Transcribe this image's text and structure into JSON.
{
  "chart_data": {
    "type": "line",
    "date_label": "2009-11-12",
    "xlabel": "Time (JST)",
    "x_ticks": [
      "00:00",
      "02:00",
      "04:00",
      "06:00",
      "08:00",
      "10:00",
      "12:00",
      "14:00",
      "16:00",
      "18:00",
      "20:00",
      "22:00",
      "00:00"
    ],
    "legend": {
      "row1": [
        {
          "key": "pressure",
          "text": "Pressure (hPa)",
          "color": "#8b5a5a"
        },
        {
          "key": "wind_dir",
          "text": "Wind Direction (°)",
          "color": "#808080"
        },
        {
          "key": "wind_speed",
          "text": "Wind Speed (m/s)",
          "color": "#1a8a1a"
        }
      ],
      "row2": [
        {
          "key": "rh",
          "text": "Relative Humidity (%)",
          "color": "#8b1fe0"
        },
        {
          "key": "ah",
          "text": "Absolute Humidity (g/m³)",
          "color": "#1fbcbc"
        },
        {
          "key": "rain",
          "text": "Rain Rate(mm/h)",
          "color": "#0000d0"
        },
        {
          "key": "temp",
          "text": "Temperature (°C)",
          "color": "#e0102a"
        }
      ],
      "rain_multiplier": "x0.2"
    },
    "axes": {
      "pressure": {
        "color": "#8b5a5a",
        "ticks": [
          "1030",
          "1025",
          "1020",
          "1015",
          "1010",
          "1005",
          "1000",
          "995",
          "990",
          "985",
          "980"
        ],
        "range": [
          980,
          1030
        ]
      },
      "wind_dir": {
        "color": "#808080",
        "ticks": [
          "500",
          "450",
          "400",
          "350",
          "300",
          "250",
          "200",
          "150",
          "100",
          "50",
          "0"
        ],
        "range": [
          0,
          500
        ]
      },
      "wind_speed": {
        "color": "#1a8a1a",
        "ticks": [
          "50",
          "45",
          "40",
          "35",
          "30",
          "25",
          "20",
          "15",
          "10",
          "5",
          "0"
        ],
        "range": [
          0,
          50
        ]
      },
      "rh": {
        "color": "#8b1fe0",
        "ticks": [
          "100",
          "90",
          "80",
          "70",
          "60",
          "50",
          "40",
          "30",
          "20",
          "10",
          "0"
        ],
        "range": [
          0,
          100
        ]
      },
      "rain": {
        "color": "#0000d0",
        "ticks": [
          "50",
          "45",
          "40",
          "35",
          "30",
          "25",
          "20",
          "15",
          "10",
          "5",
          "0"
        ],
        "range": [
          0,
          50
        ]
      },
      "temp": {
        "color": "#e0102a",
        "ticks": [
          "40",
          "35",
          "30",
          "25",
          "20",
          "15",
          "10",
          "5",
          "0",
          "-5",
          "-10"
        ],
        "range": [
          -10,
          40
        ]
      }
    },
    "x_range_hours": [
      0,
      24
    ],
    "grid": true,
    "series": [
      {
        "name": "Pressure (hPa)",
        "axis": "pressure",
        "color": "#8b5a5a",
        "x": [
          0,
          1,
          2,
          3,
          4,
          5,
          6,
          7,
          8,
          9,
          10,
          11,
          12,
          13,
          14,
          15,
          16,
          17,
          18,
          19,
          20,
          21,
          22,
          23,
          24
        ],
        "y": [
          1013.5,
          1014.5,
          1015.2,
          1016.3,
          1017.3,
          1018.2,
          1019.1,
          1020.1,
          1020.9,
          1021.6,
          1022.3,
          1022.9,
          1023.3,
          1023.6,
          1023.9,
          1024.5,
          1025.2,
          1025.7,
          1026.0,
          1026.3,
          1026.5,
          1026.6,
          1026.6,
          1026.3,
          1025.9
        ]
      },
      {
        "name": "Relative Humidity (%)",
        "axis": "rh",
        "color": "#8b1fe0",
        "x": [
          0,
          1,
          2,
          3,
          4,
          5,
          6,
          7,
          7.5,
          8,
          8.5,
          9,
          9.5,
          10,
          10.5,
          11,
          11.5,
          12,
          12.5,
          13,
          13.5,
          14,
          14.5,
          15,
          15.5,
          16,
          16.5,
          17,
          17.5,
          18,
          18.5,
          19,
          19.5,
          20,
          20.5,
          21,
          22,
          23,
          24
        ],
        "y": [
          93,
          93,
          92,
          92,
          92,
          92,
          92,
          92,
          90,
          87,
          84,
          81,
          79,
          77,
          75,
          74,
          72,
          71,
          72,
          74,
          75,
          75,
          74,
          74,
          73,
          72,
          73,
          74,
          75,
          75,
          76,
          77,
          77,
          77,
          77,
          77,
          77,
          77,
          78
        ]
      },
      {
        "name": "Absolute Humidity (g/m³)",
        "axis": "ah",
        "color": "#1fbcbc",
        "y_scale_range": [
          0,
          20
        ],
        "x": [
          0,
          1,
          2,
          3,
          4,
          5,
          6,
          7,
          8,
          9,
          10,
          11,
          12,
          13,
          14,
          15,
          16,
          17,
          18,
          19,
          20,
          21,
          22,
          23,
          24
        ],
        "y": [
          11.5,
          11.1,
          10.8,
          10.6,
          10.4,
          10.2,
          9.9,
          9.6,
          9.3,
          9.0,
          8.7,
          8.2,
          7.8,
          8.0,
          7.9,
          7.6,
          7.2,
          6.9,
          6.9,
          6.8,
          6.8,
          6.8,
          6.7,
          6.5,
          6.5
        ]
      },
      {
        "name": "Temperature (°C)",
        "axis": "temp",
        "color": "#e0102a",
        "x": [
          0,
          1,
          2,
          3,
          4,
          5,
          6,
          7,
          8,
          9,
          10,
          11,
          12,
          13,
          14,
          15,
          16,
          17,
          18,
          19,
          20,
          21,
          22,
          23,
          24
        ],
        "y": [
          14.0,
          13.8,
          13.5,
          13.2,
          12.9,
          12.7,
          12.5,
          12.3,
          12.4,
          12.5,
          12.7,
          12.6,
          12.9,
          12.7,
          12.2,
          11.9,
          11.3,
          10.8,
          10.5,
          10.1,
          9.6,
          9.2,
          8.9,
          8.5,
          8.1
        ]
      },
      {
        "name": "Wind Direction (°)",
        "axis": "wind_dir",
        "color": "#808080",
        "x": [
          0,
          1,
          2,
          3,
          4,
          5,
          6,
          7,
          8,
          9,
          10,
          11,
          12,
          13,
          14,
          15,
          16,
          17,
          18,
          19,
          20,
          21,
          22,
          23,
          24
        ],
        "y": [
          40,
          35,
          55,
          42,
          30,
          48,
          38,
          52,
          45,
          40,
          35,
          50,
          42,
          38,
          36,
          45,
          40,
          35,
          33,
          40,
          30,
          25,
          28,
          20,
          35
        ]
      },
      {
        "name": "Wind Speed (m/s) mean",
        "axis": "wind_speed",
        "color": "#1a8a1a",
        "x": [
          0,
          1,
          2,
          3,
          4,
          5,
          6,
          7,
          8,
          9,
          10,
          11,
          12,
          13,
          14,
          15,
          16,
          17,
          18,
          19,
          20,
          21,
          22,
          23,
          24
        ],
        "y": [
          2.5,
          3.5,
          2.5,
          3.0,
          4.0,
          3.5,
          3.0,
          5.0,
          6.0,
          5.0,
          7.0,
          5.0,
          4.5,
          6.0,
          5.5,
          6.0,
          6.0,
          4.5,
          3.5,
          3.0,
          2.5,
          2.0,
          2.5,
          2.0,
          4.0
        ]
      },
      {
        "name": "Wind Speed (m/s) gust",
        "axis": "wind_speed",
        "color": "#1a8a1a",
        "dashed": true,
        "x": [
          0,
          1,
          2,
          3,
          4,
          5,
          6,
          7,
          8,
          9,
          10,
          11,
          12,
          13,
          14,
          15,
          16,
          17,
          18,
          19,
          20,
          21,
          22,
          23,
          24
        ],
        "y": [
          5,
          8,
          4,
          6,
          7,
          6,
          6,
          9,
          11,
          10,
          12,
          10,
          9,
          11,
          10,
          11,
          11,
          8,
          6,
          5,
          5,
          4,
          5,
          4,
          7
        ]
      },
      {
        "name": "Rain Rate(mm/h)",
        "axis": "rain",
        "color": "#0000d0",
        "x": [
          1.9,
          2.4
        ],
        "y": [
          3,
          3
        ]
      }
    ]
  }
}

- **WRITTEN PROBLEM**: Search the records for the word "Humidity". Copy every line that has it.

- **FINAL RESULT**:
          "text": "Relative Humidity (%)",
          "text": "Absolute Humidity (g/m³)",
        "name": "Relative Humidity (%)",
        "name": "Absolute Humidity (g/m³)",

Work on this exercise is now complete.